Stored data entries ▸
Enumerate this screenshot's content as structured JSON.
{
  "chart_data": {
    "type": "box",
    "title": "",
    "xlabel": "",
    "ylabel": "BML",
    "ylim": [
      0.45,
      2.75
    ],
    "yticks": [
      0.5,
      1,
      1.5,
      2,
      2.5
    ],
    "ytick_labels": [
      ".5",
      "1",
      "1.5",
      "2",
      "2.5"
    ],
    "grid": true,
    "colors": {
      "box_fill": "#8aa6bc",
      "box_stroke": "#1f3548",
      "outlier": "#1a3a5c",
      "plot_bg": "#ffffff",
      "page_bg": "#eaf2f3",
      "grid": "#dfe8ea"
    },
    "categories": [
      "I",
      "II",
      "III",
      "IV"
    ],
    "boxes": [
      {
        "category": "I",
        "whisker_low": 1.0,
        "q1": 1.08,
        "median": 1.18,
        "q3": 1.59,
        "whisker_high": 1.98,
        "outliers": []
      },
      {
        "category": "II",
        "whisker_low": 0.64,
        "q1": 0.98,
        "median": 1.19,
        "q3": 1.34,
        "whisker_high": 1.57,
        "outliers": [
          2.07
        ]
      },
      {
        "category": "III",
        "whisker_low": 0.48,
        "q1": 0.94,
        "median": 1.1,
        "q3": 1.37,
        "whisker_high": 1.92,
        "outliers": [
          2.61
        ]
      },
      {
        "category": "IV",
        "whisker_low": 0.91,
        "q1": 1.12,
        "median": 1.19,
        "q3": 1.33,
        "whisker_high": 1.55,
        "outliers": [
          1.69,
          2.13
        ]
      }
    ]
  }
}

Short task ▸ All of the entries above must be quoted exactly.

Response to the exercise ▸
Enumerate this screenshot's content as structured JSON.
{
  "chart_data": {
    "type": "box",
    "title": "",
    "xlabel": "",
    "ylabel": "BML",
    "ylim": [
      0.45,
      2.75
    ],
    "yticks": [
      0.5,
      1,
      1.5,
      2,
      2.5
    ],
    "ytick_labels": [
      ".5",
      "1",
      "1.5",
      "2",
      "2.5"
    ],
    "grid": true,
    "colors": {
      "box_fill": "#8aa6bc",
      "box_stroke": "#1f3548",
      "outlier": "#1a3a5c",
      "plot_bg": "#ffffff",
      "page_bg": "#eaf2f3",
      "grid": "#dfe8ea"
    },
    "categories": [
      "I",
      "II",
      "III",
      "IV"
    ],
    "boxes": [
      {
        "category": "I",
        "whisker_low": 1.0,
        "q1": 1.08,
        "median": 1.18,
        "q3": 1.59,
        "whisker_high": 1.98,
        "outliers": []
      },
      {
        "category": "II",
        "whisker_low": 0.64,
        "q1": 0.98,
        "median": 1.19,
        "q3": 1.34,
        "whisker_high": 1.57,
        "outliers": [
          2.07
        ]
      },
      {
        "category": "III",
        "whisker_low": 0.48,
        "q1": 0.94,
        "median": 1.1,
        "q3": 1.37,
        "whisker_high": 1.92,
        "outliers": [
          2.61
        ]
      },
      {
        "category": "IV",
        "whisker_low": 0.91,
        "q1": 1.12,
        "median": 1.19,
        "q3": 1.33,
        "whisker_high": 1.55,
        "outliers": [
          1.69,
          2.13
        ]
      }
    ]
  }
}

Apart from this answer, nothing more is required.